- Exercise prompt: In the data that follows, count every line holding the string "duration" and give the count alone.

- Records provided:

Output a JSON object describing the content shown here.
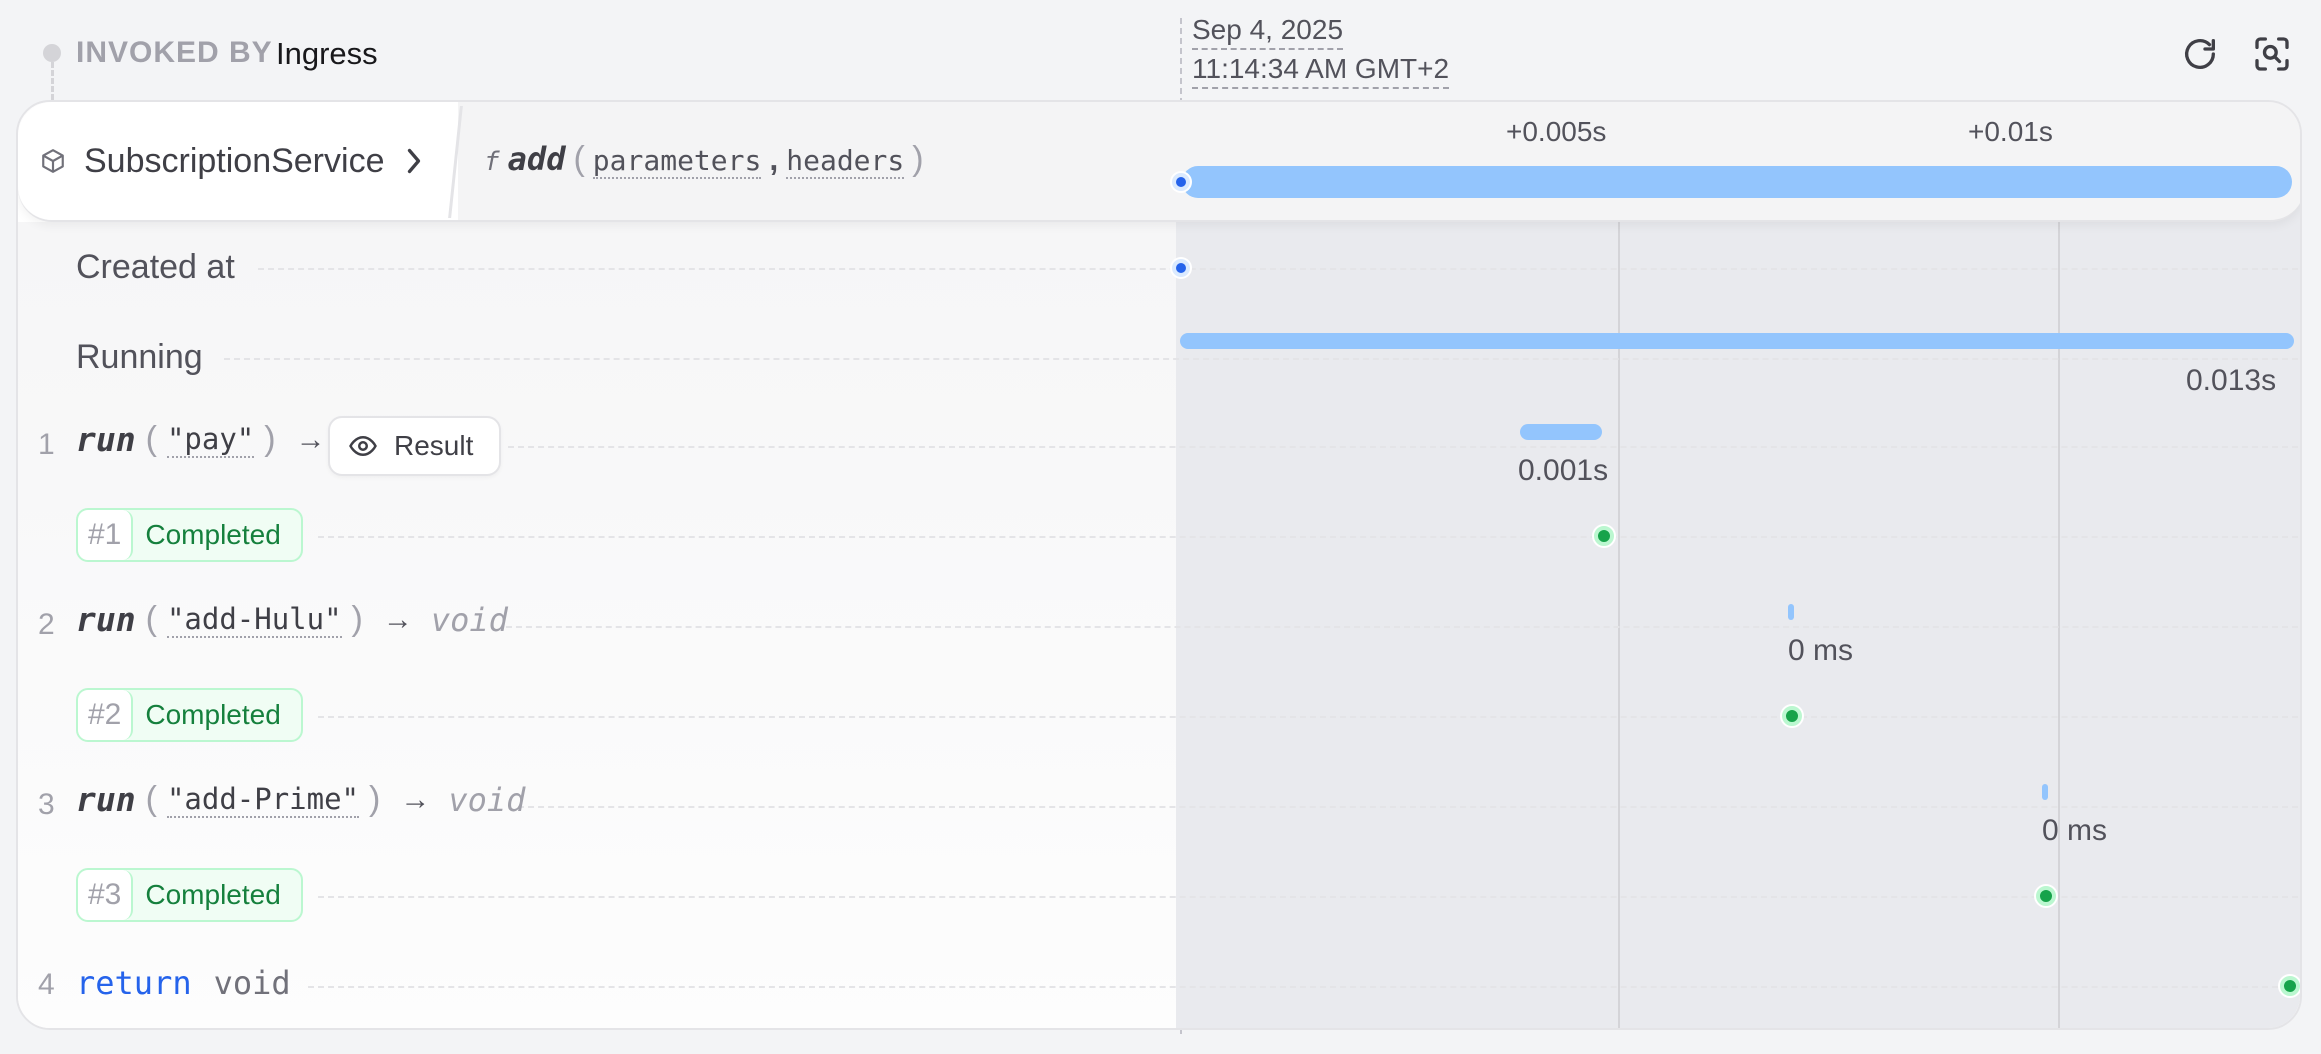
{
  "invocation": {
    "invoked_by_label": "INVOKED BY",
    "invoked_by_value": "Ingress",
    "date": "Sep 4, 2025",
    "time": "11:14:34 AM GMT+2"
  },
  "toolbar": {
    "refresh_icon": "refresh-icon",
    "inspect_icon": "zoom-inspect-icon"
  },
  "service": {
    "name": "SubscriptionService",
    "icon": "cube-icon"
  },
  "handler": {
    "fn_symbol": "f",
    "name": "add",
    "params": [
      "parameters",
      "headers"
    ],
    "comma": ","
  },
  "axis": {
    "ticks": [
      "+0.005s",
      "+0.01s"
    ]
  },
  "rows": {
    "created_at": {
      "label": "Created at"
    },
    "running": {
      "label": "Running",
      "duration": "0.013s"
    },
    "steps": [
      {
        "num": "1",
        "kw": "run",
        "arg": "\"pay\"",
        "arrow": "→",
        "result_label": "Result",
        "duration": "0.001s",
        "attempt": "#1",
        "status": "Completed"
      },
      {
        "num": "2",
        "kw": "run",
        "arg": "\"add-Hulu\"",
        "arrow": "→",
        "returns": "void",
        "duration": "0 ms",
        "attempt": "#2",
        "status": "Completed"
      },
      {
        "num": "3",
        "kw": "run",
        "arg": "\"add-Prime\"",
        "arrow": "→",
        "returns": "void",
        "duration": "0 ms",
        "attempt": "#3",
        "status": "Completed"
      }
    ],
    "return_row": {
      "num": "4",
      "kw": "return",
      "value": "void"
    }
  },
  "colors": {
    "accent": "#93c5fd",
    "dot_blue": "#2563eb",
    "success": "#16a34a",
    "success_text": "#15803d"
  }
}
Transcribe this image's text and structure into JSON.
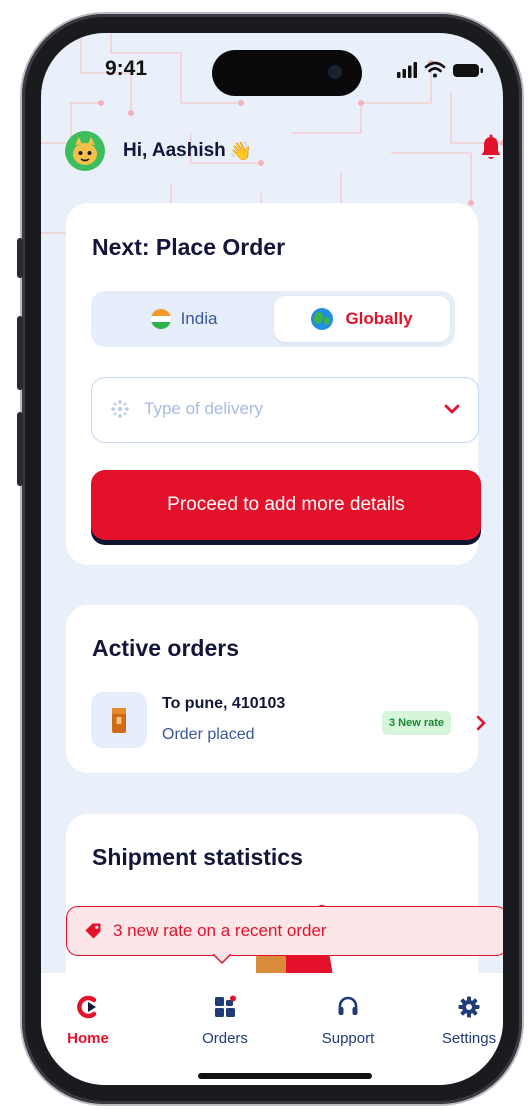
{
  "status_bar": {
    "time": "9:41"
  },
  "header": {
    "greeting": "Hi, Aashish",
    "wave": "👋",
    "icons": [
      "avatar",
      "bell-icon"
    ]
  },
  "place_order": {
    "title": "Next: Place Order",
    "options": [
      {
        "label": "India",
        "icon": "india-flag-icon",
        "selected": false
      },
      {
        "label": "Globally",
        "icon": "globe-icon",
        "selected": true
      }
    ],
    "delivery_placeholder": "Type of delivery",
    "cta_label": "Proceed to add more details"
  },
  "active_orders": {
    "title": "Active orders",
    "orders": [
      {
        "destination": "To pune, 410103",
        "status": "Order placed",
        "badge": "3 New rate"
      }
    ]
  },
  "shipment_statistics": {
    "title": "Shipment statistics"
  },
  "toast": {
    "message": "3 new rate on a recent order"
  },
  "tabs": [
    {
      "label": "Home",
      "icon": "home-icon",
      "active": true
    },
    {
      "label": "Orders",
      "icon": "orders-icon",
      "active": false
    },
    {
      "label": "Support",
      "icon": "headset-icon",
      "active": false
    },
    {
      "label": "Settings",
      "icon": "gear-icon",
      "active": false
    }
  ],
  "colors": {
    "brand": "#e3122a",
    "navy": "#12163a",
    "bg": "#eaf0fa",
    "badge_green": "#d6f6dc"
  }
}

- Finished exercise: 4